### PROBLEM TO WORK ON
Write out all entries word for word.

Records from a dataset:
* begin *

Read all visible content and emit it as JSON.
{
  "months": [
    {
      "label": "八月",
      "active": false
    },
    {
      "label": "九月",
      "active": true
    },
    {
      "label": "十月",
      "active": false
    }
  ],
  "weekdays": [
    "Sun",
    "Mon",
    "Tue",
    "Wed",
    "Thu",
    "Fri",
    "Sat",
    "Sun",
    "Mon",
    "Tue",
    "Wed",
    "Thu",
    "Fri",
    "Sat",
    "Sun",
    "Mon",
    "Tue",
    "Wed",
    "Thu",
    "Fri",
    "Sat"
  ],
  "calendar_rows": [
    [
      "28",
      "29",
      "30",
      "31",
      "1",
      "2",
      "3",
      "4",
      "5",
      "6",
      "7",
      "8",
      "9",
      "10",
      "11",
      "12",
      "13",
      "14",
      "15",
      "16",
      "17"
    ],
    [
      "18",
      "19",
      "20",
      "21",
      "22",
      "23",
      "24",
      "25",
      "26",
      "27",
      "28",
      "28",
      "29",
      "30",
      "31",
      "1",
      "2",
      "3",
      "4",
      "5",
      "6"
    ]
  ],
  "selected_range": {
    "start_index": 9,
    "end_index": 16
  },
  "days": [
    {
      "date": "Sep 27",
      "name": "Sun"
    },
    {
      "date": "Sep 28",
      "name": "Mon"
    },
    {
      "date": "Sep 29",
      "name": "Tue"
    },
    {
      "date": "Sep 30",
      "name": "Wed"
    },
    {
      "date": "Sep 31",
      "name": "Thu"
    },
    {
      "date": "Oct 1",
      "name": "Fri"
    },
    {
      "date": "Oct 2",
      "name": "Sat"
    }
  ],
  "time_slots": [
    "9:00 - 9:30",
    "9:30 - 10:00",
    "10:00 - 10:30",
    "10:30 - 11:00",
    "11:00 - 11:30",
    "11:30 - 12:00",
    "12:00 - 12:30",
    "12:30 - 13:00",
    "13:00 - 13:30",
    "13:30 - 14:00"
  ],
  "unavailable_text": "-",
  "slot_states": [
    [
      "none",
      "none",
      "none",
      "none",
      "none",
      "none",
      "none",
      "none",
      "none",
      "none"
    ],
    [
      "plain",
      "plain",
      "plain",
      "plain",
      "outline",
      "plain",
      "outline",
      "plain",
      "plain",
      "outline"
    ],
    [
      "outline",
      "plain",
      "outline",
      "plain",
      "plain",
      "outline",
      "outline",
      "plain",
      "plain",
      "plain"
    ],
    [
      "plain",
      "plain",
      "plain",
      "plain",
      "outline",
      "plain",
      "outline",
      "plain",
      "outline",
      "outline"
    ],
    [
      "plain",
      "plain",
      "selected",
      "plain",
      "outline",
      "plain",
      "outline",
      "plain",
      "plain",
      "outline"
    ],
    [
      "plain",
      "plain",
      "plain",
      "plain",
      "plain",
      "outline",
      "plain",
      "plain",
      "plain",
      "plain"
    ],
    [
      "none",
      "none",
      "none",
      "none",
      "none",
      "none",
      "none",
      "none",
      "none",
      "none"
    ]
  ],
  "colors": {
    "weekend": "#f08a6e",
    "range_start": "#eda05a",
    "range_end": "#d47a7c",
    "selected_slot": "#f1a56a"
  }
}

* end *

### WRITTEN SOLUTION
Read all visible content and emit it as JSON.
{
  "months": [
    {
      "label": "八月",
      "active": false
    },
    {
      "label": "九月",
      "active": true
    },
    {
      "label": "十月",
      "active": false
    }
  ],
  "weekdays": [
    "Sun",
    "Mon",
    "Tue",
    "Wed",
    "Thu",
    "Fri",
    "Sat",
    "Sun",
    "Mon",
    "Tue",
    "Wed",
    "Thu",
    "Fri",
    "Sat",
    "Sun",
    "Mon",
    "Tue",
    "Wed",
    "Thu",
    "Fri",
    "Sat"
  ],
  "calendar_rows": [
    [
      "28",
      "29",
      "30",
      "31",
      "1",
      "2",
      "3",
      "4",
      "5",
      "6",
      "7",
      "8",
      "9",
      "10",
      "11",
      "12",
      "13",
      "14",
      "15",
      "16",
      "17"
    ],
    [
      "18",
      "19",
      "20",
      "21",
      "22",
      "23",
      "24",
      "25",
      "26",
      "27",
      "28",
      "28",
      "29",
      "30",
      "31",
      "1",
      "2",
      "3",
      "4",
      "5",
      "6"
    ]
  ],
  "selected_range": {
    "start_index": 9,
    "end_index": 16
  },
  "days": [
    {
      "date": "Sep 27",
      "name": "Sun"
    },
    {
      "date": "Sep 28",
      "name": "Mon"
    },
    {
      "date": "Sep 29",
      "name": "Tue"
    },
    {
      "date": "Sep 30",
      "name": "Wed"
    },
    {
      "date": "Sep 31",
      "name": "Thu"
    },
    {
      "date": "Oct 1",
      "name": "Fri"
    },
    {
      "date": "Oct 2",
      "name": "Sat"
    }
  ],
  "time_slots": [
    "9:00 - 9:30",
    "9:30 - 10:00",
    "10:00 - 10:30",
    "10:30 - 11:00",
    "11:00 - 11:30",
    "11:30 - 12:00",
    "12:00 - 12:30",
    "12:30 - 13:00",
    "13:00 - 13:30",
    "13:30 - 14:00"
  ],
  "unavailable_text": "-",
  "slot_states": [
    [
      "none",
      "none",
      "none",
      "none",
      "none",
      "none",
      "none",
      "none",
      "none",
      "none"
    ],
    [
      "plain",
      "plain",
      "plain",
      "plain",
      "outline",
      "plain",
      "outline",
      "plain",
      "plain",
      "outline"
    ],
    [
      "outline",
      "plain",
      "outline",
      "plain",
      "plain",
      "outline",
      "outline",
      "plain",
      "plain",
      "plain"
    ],
    [
      "plain",
      "plain",
      "plain",
      "plain",
      "outline",
      "plain",
      "outline",
      "plain",
      "outline",
      "outline"
    ],
    [
      "plain",
      "plain",
      "selected",
      "plain",
      "outline",
      "plain",
      "outline",
      "plain",
      "plain",
      "outline"
    ],
    [
      "plain",
      "plain",
      "plain",
      "plain",
      "plain",
      "outline",
      "plain",
      "plain",
      "plain",
      "plain"
    ],
    [
      "none",
      "none",
      "none",
      "none",
      "none",
      "none",
      "none",
      "none",
      "none",
      "none"
    ]
  ],
  "colors": {
    "weekend": "#f08a6e",
    "range_start": "#eda05a",
    "range_end": "#d47a7c",
    "selected_slot": "#f1a56a"
  }
}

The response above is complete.